*Stored items from a collection*
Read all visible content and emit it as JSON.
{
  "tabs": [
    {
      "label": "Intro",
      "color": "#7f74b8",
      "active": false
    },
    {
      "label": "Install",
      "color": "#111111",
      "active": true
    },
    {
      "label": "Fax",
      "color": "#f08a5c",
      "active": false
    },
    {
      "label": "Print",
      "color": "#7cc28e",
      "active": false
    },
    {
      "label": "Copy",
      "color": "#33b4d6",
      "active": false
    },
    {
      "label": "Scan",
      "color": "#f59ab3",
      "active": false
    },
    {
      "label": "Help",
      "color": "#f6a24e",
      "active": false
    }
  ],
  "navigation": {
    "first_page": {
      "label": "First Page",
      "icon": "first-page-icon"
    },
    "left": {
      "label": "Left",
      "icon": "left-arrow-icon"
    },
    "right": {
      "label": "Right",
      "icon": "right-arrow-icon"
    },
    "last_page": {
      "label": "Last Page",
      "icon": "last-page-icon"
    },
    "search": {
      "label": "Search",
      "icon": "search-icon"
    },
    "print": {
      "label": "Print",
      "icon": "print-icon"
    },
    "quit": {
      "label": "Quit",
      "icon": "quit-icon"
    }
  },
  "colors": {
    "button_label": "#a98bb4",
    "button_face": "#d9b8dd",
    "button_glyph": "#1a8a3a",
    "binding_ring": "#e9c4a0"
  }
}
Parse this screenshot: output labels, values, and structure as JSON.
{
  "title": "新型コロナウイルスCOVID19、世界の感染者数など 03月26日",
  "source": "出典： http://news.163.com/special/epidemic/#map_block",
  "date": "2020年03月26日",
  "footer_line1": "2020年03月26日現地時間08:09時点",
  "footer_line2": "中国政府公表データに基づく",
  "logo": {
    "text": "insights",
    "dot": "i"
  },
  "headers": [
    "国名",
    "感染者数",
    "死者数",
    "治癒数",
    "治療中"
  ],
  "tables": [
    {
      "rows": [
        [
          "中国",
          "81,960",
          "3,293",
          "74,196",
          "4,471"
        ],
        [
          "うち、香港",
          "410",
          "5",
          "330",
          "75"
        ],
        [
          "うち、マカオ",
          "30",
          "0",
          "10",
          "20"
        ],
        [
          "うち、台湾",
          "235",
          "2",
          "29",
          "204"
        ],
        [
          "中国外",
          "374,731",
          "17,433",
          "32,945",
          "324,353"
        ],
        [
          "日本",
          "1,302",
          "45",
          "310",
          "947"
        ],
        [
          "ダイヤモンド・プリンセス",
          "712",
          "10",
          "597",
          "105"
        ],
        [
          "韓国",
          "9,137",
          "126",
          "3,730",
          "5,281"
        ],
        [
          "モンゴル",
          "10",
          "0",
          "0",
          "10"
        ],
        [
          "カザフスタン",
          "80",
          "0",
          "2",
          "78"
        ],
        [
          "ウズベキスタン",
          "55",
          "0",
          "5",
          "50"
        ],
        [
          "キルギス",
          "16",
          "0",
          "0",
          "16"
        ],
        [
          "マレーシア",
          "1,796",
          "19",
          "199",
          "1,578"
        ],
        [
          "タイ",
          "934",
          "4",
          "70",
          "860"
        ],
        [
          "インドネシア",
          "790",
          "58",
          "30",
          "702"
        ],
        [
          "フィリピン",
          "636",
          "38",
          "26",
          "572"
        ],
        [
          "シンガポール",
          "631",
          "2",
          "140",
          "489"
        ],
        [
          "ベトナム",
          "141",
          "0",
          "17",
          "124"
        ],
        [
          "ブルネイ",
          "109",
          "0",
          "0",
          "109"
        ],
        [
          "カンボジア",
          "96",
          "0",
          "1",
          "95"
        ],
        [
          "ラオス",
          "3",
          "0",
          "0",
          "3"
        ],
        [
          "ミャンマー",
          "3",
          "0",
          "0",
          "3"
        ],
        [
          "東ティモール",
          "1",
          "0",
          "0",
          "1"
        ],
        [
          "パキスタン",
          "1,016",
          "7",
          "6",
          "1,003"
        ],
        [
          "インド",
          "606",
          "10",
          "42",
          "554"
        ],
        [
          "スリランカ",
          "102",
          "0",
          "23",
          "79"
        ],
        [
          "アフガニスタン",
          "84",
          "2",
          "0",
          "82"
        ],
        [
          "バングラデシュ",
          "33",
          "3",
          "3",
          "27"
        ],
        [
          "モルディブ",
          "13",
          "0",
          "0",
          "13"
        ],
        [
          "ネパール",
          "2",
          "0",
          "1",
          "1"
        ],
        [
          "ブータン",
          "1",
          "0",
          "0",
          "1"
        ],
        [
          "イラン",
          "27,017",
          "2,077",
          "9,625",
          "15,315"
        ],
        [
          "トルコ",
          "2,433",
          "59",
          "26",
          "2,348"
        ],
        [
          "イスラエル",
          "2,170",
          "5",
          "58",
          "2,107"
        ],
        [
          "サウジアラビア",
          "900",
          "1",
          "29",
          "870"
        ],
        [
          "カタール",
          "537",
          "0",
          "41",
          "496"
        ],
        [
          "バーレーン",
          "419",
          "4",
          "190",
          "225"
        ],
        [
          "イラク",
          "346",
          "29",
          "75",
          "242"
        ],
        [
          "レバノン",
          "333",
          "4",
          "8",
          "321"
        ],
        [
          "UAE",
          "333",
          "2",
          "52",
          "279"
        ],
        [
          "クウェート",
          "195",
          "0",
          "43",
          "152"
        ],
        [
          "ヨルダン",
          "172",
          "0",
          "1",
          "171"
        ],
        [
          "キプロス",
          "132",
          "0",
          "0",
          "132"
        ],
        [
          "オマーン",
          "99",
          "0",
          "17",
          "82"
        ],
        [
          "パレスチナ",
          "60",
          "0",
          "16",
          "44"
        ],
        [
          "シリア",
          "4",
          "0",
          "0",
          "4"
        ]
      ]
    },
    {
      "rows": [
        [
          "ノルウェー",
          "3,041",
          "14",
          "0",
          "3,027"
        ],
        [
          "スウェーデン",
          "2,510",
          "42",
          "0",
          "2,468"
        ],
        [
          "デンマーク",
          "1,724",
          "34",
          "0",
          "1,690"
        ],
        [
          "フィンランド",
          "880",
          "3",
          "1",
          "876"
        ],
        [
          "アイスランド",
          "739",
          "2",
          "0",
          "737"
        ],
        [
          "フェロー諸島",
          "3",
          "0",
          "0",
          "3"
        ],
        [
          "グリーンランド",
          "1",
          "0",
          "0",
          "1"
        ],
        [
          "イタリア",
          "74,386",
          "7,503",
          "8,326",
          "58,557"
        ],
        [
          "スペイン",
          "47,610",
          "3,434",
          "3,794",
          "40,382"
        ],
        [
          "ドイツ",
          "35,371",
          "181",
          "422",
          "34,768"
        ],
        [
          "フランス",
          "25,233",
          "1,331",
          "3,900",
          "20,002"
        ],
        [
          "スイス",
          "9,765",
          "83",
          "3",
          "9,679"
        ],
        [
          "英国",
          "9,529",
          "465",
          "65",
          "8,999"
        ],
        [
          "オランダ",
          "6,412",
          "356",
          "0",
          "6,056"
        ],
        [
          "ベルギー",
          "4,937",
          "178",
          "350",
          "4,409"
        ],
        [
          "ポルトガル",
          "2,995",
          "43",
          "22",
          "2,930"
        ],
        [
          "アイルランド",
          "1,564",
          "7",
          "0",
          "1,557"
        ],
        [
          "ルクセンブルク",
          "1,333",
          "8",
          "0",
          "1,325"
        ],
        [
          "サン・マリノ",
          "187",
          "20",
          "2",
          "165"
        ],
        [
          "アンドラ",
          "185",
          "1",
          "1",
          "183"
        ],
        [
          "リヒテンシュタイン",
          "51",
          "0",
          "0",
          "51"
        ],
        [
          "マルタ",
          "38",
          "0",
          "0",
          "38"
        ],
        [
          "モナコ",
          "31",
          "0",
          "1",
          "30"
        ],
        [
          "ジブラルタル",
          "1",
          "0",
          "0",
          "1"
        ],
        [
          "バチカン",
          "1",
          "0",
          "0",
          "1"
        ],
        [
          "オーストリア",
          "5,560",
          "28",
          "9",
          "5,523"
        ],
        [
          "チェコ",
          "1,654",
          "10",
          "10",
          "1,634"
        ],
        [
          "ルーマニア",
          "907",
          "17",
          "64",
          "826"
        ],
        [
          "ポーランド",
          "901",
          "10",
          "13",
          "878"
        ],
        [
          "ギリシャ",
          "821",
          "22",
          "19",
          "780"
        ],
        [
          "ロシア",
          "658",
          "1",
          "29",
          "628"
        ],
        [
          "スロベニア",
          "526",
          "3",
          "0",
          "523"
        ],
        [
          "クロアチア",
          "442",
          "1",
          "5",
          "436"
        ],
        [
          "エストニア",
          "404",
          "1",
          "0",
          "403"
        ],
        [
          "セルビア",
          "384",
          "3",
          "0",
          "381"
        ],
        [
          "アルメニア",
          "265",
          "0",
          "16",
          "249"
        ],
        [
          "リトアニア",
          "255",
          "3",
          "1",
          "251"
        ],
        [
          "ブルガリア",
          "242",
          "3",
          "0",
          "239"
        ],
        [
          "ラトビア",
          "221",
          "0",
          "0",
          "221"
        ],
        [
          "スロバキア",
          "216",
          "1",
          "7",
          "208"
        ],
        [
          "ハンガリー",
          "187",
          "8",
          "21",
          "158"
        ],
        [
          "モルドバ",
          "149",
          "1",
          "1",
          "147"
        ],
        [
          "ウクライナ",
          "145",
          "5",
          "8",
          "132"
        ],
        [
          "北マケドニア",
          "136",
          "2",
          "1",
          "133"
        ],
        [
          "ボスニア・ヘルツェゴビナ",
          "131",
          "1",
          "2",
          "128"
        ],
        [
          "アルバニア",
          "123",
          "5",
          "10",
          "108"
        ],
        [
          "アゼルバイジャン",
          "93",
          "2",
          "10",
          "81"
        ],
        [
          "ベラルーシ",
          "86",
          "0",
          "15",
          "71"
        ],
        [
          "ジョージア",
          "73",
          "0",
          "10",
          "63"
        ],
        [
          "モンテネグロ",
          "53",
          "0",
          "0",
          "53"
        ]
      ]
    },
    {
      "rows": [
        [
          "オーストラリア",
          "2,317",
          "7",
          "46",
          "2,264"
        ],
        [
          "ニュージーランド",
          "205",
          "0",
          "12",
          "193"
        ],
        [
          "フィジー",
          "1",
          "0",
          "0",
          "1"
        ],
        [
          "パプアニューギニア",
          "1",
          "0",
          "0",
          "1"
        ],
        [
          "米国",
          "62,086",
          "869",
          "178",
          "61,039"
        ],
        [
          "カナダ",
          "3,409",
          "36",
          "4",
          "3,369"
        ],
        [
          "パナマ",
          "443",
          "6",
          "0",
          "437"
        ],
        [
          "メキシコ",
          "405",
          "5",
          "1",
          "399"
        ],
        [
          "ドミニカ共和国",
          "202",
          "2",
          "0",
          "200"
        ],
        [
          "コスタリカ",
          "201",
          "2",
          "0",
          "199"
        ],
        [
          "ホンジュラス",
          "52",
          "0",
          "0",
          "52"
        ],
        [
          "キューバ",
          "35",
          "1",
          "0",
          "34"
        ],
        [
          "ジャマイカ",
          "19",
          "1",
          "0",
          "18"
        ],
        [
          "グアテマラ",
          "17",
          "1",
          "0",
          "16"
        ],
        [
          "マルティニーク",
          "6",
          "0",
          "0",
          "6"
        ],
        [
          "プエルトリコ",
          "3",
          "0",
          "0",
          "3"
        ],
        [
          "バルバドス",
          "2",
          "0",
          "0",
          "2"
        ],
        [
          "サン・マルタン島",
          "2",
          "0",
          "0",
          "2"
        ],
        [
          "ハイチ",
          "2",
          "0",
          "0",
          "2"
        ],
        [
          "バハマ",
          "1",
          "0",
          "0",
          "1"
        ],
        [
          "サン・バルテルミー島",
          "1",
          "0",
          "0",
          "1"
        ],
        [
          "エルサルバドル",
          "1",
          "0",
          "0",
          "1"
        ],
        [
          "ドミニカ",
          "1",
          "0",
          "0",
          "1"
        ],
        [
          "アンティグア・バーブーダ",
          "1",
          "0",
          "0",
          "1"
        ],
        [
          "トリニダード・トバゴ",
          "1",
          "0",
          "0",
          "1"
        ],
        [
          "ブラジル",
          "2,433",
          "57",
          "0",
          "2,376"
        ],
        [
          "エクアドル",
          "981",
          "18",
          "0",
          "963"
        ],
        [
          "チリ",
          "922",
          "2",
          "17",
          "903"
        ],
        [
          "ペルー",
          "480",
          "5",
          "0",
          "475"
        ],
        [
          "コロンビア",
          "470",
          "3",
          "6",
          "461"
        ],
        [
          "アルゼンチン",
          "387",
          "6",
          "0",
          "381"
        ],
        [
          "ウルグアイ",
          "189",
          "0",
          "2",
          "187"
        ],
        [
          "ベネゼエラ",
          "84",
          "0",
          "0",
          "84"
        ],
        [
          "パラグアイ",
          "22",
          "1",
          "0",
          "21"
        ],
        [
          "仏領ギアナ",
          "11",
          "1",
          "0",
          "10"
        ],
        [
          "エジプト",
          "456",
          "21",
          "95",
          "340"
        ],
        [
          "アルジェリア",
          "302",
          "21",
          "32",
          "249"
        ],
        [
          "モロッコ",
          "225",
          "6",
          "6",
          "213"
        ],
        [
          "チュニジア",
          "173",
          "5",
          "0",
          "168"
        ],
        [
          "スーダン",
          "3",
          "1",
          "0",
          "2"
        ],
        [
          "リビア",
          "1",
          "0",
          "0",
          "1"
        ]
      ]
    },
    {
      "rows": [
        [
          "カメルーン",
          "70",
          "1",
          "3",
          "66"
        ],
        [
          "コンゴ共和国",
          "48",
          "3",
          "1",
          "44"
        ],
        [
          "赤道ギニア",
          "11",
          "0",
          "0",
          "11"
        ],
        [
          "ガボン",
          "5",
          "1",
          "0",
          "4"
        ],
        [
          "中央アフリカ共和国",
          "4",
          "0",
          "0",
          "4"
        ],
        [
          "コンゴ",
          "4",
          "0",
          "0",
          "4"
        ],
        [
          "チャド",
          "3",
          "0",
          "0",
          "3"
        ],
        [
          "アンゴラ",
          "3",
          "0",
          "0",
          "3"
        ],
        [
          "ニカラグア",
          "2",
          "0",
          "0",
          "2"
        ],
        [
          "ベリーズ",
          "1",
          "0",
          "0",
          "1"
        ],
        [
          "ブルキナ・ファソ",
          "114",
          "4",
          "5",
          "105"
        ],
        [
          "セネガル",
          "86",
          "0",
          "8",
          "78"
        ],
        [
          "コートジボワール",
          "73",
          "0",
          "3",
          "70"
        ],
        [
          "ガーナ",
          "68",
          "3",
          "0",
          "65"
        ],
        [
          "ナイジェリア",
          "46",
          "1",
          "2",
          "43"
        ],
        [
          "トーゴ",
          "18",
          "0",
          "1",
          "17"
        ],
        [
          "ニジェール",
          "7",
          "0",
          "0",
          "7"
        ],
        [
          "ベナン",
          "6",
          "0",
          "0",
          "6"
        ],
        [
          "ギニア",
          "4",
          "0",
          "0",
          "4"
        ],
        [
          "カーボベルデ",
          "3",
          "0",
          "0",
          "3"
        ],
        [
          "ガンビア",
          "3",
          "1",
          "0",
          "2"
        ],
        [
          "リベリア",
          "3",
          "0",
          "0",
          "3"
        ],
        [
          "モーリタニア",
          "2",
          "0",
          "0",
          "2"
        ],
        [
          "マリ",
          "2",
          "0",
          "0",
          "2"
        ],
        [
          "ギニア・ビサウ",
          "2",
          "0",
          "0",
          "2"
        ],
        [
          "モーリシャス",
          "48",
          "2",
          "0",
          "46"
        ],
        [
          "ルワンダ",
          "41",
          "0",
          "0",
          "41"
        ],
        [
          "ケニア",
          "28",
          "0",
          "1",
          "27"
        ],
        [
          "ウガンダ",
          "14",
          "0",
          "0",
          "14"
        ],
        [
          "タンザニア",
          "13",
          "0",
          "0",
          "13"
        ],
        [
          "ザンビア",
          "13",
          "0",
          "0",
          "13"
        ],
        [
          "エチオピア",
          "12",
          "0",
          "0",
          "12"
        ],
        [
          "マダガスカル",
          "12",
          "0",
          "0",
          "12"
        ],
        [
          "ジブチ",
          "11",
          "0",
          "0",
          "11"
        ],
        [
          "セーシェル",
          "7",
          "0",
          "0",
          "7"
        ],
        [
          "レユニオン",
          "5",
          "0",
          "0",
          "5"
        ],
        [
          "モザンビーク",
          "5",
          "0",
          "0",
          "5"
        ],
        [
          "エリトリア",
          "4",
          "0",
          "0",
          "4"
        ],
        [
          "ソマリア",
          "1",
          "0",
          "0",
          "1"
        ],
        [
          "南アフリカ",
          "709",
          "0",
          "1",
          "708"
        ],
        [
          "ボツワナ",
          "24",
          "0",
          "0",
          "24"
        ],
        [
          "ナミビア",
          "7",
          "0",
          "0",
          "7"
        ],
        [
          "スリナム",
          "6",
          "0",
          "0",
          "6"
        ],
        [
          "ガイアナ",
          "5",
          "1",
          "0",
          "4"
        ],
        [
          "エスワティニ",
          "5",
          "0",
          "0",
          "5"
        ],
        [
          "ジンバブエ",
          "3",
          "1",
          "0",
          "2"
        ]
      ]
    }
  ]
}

*THE EXERCISE*
Search the listing above for the string "JSON". Copy every line that contains it.

*RESULT OF THE EXERCISE*
Read all visible content and emit it as JSON.
Parse this screenshot: output labels, values, and structure as JSON.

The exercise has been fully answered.